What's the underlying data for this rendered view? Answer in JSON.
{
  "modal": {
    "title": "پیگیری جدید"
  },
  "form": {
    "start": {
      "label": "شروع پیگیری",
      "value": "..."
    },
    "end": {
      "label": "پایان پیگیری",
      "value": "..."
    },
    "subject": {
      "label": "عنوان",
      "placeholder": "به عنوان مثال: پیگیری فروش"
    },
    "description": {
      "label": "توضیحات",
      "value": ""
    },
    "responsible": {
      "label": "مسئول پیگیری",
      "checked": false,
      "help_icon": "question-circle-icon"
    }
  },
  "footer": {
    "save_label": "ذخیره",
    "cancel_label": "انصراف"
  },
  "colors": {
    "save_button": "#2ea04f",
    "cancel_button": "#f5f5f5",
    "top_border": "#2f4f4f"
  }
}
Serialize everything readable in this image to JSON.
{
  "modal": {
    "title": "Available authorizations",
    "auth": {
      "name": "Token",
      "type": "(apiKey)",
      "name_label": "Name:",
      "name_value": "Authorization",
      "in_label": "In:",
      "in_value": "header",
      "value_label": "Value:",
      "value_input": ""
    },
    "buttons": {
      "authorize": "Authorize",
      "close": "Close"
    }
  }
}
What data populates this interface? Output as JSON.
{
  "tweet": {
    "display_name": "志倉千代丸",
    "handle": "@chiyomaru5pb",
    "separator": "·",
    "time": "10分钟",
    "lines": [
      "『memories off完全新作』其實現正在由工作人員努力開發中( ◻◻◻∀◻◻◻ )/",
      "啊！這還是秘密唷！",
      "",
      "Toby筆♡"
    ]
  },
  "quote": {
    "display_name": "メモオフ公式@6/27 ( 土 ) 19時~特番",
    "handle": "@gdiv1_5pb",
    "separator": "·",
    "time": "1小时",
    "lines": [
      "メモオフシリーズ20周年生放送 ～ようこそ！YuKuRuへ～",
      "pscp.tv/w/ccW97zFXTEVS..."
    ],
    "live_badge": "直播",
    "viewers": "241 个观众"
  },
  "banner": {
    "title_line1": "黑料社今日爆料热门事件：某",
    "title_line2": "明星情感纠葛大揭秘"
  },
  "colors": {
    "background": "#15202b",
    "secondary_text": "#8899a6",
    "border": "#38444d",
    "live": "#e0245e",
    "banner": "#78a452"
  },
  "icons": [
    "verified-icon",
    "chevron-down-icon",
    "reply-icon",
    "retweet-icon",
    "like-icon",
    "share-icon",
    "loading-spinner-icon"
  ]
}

____

- **TASK DETAILS**:
Track down all lines above with the string "پیگیری" and copy them.

- **SOLUTION FOR THIS PROBLEM**:
    "title": "پیگیری جدید"
      "label": "شروع پیگیری",
      "label": "پایان پیگیری",
      "placeholder": "به عنوان مثال: پیگیری فروش"
      "label": "مسئول پیگیری",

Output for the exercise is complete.